• [What you will do]
Extract every line of the material below and reproduce it faithfully.
** begin **
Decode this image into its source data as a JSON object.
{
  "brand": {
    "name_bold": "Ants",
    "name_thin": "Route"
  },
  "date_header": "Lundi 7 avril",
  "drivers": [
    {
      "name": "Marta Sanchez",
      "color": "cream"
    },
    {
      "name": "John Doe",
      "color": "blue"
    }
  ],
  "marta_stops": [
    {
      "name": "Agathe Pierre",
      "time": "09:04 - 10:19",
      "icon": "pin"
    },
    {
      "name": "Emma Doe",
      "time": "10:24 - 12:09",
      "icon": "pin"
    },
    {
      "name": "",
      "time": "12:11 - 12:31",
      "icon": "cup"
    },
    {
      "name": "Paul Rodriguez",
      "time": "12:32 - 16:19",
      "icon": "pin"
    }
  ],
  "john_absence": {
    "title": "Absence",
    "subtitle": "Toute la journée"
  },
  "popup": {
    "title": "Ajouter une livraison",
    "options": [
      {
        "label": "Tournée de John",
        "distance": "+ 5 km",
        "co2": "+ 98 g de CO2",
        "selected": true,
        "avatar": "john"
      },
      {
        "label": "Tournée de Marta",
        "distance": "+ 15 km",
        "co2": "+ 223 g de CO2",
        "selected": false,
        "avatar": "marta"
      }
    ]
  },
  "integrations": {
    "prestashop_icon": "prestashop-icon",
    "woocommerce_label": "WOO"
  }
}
** end **
• [Result]
Decode this image into its source data as a JSON object.
{
  "brand": {
    "name_bold": "Ants",
    "name_thin": "Route"
  },
  "date_header": "Lundi 7 avril",
  "drivers": [
    {
      "name": "Marta Sanchez",
      "color": "cream"
    },
    {
      "name": "John Doe",
      "color": "blue"
    }
  ],
  "marta_stops": [
    {
      "name": "Agathe Pierre",
      "time": "09:04 - 10:19",
      "icon": "pin"
    },
    {
      "name": "Emma Doe",
      "time": "10:24 - 12:09",
      "icon": "pin"
    },
    {
      "name": "",
      "time": "12:11 - 12:31",
      "icon": "cup"
    },
    {
      "name": "Paul Rodriguez",
      "time": "12:32 - 16:19",
      "icon": "pin"
    }
  ],
  "john_absence": {
    "title": "Absence",
    "subtitle": "Toute la journée"
  },
  "popup": {
    "title": "Ajouter une livraison",
    "options": [
      {
        "label": "Tournée de John",
        "distance": "+ 5 km",
        "co2": "+ 98 g de CO2",
        "selected": true,
        "avatar": "john"
      },
      {
        "label": "Tournée de Marta",
        "distance": "+ 15 km",
        "co2": "+ 223 g de CO2",
        "selected": false,
        "avatar": "marta"
      }
    ]
  },
  "integrations": {
    "prestashop_icon": "prestashop-icon",
    "woocommerce_label": "WOO"
  }
}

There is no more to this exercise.